--- START OF Record set ---
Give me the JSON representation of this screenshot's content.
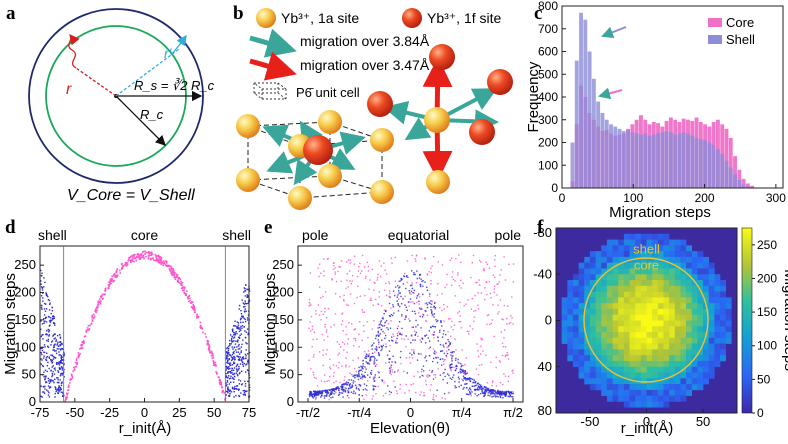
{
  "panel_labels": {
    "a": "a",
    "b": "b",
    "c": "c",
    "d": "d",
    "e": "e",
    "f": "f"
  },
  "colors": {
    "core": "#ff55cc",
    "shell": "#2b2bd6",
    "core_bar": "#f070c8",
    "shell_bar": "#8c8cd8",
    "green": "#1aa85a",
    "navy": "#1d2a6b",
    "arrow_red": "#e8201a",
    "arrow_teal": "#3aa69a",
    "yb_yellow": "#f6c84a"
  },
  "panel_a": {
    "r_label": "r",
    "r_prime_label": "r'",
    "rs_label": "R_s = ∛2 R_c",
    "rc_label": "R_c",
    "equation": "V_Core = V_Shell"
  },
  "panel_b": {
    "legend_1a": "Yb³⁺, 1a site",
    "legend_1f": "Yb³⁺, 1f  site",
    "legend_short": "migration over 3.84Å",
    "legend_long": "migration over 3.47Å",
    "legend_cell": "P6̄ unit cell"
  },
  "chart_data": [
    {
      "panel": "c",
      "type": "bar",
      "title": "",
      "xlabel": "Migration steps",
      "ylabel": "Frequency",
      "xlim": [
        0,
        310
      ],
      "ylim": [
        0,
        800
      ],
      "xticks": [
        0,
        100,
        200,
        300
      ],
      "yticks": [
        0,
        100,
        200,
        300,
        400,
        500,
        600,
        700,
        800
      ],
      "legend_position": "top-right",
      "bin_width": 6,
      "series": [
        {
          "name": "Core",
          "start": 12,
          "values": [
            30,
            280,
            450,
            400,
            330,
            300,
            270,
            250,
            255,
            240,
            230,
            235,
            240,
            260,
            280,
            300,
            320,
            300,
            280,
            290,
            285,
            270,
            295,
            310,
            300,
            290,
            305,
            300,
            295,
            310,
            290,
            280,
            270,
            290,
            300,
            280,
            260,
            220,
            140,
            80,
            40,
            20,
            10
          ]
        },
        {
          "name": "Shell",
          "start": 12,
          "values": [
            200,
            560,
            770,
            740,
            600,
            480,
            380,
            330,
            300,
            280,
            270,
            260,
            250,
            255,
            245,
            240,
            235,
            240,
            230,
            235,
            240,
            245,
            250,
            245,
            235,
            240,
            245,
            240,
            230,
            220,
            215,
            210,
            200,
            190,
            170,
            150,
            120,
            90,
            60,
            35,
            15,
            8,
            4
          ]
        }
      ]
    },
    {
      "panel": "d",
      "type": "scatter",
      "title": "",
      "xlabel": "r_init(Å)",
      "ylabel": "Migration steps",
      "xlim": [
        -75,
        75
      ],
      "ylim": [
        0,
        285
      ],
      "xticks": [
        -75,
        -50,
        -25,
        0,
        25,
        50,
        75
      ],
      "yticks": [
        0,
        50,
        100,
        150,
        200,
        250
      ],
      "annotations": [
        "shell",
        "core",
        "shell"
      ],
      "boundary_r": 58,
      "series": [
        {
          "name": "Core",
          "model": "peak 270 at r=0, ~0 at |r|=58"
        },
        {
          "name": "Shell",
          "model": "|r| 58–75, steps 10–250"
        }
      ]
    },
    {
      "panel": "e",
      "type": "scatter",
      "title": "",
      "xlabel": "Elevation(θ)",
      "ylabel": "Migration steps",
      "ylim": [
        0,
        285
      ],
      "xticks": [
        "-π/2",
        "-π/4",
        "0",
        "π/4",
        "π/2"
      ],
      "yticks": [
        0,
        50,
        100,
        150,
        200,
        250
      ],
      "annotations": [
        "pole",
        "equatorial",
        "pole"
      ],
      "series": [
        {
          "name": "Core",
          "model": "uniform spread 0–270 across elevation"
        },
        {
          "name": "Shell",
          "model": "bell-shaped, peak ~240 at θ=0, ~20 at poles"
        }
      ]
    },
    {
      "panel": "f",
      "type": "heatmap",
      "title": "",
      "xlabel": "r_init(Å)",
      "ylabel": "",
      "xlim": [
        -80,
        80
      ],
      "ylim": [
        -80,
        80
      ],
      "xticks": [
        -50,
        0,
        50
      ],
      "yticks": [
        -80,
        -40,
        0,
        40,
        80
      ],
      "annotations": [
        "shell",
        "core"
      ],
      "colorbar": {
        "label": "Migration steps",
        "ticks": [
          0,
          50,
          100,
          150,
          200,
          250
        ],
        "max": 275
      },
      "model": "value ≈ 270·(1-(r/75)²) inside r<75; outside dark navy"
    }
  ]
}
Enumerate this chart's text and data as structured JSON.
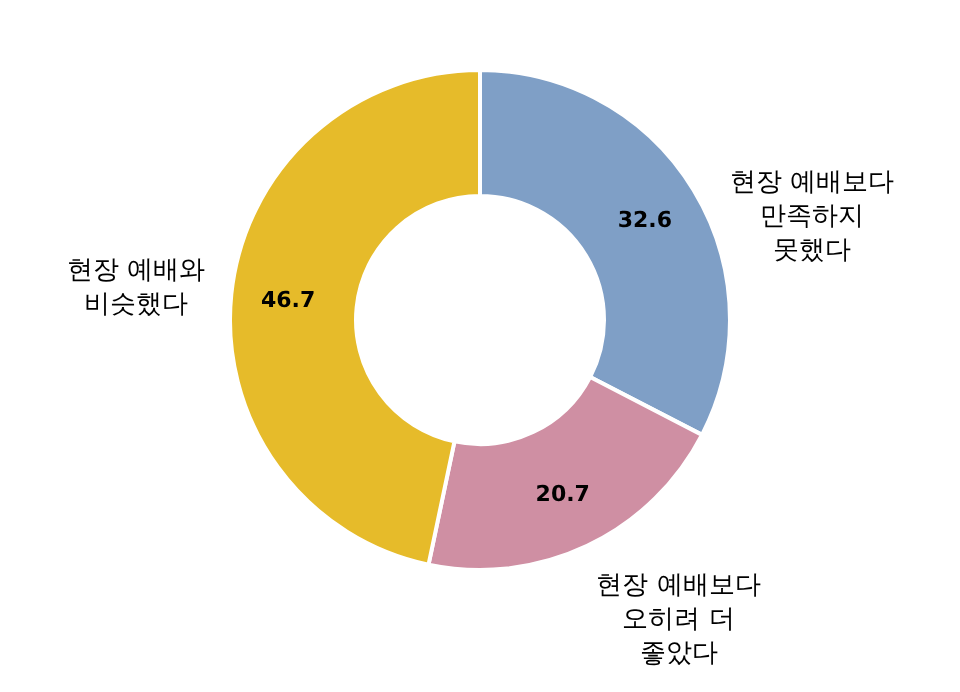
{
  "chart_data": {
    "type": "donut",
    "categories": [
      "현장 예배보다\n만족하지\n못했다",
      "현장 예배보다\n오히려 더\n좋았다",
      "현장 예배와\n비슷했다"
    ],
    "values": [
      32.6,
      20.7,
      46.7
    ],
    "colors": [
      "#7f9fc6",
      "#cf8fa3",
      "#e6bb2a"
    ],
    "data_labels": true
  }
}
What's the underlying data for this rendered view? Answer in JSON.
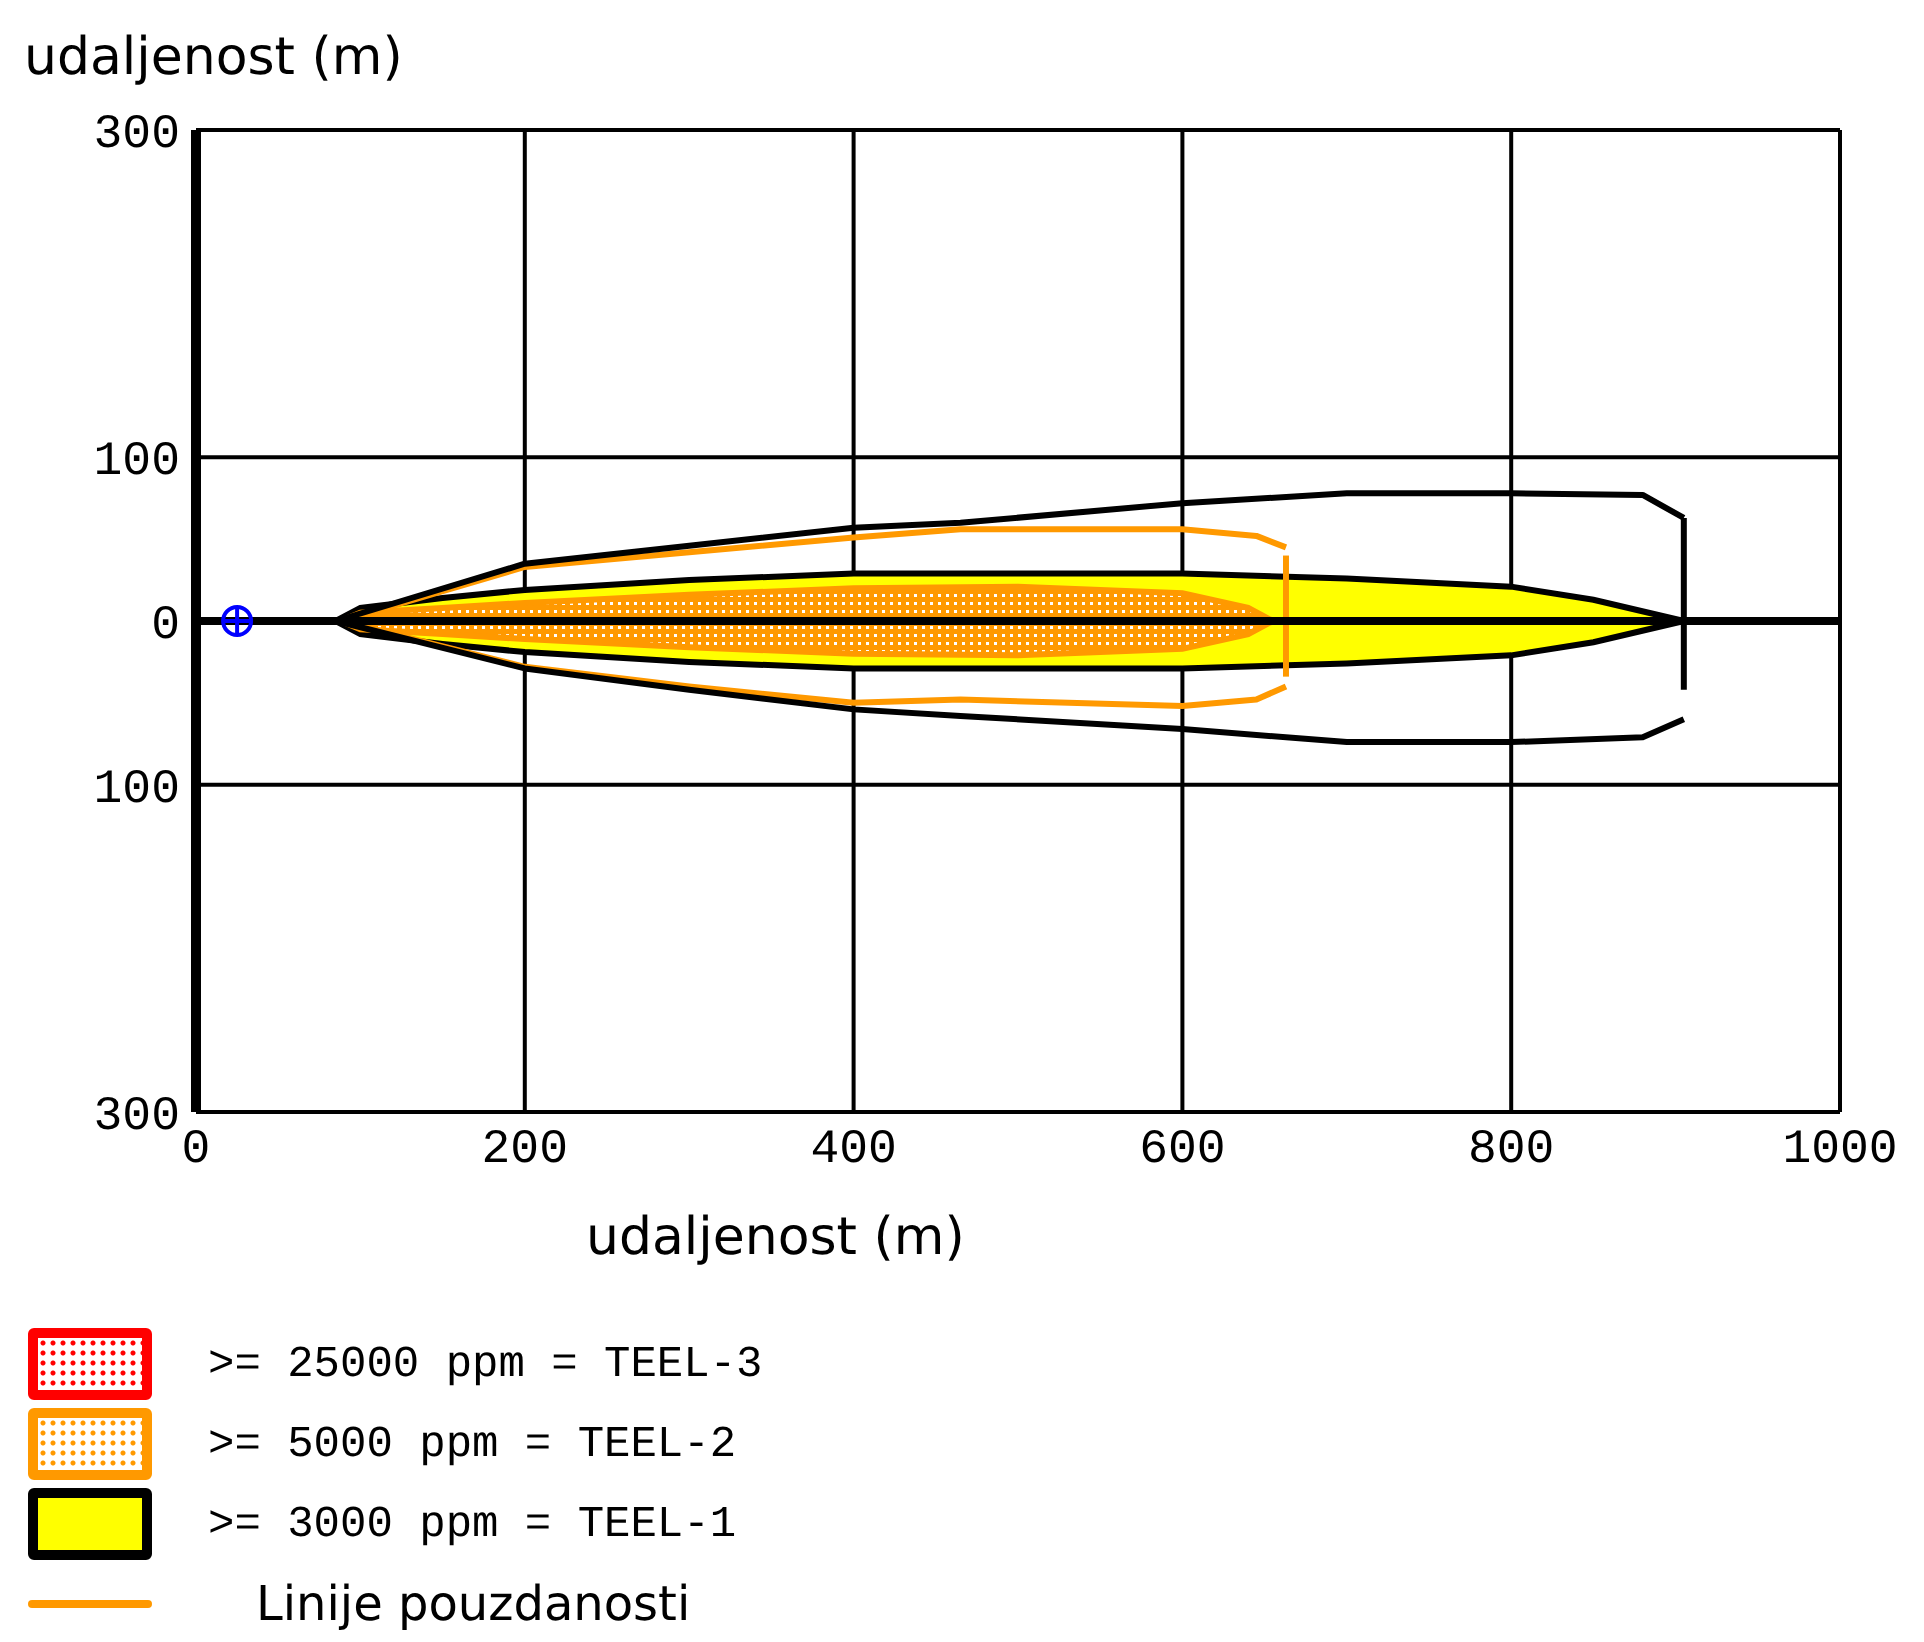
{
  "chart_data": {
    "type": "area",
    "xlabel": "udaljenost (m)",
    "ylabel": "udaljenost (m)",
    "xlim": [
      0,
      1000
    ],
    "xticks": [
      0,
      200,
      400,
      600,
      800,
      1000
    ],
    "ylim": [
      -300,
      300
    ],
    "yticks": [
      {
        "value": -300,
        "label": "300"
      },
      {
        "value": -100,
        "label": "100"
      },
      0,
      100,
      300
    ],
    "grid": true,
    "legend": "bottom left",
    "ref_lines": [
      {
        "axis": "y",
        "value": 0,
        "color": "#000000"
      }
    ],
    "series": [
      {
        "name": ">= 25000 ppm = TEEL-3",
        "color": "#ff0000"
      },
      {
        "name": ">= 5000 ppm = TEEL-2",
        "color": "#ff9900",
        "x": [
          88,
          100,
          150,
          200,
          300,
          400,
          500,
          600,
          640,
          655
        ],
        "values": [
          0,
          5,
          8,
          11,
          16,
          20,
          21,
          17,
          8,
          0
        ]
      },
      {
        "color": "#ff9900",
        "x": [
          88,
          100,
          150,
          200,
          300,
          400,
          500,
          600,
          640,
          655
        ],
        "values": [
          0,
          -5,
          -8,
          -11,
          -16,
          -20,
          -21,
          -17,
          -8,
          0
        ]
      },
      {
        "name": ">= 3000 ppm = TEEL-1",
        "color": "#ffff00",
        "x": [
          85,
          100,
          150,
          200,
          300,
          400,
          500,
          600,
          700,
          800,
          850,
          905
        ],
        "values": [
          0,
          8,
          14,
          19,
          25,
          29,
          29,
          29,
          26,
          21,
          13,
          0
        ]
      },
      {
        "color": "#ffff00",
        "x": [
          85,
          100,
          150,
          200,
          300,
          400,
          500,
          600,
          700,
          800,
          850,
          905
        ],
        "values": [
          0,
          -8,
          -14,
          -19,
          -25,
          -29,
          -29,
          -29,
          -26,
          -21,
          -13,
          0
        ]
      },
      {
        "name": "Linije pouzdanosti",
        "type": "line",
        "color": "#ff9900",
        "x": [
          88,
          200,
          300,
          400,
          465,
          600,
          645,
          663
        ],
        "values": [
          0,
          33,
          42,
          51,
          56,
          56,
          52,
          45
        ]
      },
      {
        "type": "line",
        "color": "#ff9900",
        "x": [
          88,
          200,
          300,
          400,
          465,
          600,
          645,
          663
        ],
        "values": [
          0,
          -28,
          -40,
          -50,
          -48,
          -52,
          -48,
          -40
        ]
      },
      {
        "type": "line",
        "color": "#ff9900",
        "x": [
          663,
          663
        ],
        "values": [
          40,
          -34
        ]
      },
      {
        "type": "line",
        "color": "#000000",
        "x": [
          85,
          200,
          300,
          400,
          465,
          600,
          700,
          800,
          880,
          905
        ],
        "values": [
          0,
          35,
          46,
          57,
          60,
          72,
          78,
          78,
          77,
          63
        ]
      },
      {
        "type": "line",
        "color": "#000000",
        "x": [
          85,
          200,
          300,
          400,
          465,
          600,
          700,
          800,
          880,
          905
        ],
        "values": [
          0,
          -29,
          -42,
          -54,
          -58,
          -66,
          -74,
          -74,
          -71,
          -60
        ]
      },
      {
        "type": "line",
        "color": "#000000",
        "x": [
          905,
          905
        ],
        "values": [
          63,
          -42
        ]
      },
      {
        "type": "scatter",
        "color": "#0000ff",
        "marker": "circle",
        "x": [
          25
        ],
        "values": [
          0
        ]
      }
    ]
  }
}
--- END OF Record set ---
= What is being asked =
Copy all the lines above that hold the string "JSON".

= Expected output =
Give me the JSON representation of this screenshot's content.
Enumerate this chart's text and data as structured JSON.
What's the underlying data for this rendered view? Answer in JSON.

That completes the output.